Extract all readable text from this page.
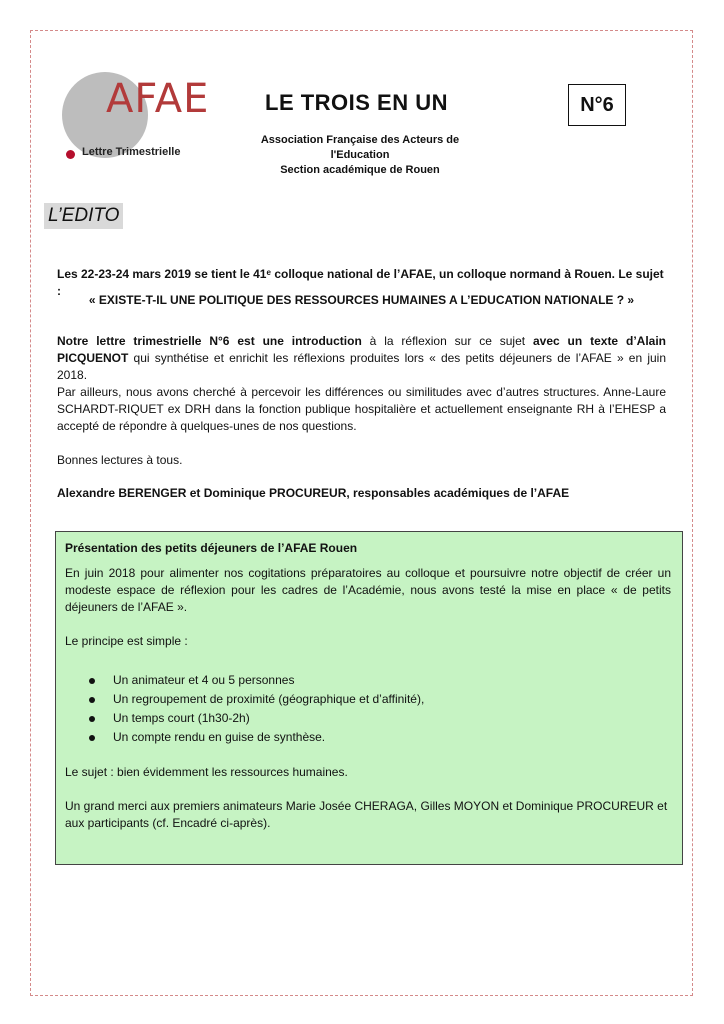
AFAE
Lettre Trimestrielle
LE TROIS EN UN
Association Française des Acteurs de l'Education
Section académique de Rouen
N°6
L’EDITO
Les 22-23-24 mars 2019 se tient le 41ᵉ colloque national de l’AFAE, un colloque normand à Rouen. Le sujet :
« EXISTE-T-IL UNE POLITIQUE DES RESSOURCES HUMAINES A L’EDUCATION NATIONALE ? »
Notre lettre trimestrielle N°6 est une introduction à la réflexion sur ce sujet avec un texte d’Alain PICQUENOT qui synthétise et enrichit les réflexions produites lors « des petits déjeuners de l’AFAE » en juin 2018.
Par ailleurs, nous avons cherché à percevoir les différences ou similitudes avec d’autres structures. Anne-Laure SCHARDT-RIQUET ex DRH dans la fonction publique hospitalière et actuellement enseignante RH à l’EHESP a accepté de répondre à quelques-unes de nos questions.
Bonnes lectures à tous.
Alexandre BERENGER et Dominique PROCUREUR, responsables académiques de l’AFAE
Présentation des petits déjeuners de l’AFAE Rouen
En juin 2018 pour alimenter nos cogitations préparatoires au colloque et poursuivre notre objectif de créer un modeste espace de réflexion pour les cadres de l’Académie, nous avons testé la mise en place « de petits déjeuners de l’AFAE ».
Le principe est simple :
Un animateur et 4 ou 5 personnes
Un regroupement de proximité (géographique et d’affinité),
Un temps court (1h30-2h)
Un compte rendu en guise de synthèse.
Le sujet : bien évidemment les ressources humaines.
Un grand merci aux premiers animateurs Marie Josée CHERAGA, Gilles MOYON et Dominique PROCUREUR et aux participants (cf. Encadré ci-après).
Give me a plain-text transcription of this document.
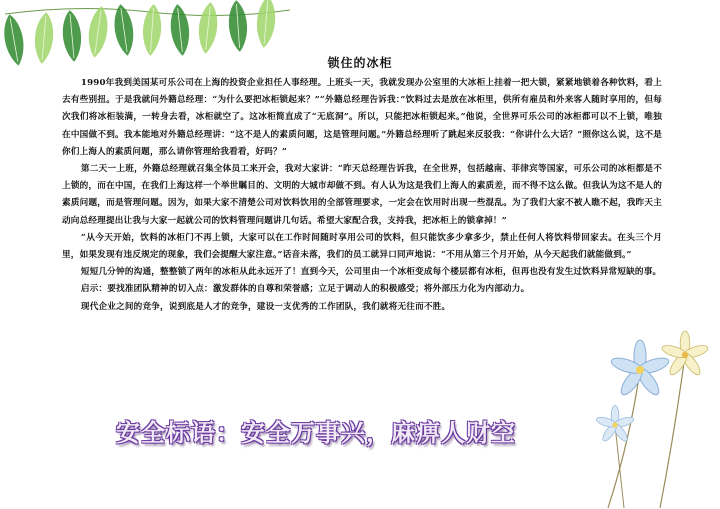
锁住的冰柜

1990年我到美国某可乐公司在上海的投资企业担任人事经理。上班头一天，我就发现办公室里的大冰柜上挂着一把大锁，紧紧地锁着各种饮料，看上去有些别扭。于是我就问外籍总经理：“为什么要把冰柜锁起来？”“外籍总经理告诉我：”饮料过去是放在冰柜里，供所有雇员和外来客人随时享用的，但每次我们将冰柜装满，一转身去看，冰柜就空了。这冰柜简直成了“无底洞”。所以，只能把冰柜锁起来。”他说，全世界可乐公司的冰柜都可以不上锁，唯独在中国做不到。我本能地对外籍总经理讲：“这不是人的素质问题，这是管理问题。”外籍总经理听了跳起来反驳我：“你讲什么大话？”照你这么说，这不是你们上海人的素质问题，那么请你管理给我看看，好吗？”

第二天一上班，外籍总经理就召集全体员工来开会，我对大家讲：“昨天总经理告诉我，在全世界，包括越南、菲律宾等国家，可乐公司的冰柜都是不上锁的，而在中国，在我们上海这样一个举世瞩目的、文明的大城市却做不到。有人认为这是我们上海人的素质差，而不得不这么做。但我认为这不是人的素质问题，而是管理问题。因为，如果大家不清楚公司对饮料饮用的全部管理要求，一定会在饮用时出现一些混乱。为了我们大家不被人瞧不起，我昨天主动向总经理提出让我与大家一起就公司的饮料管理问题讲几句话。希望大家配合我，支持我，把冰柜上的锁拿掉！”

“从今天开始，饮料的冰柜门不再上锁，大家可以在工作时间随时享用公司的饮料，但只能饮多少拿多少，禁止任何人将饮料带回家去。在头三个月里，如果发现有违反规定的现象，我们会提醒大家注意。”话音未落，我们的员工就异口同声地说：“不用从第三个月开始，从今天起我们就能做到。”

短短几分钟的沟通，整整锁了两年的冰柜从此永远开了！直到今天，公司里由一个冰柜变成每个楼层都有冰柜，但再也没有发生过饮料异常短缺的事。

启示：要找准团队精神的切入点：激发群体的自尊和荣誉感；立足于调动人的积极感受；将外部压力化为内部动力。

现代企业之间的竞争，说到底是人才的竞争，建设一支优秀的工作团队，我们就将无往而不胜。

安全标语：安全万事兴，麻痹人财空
....
→ Set exercise
In the lines above, find each one with "Rouen" and list it.

→ Solved exercise
Section académique de Rouen
Les 22-23-24 mars 2019 se tient le 41ᵉ colloque national de l’AFAE, un colloque normand à Rouen. Le sujet :
Présentation des petits déjeuners de l’AFAE Rouen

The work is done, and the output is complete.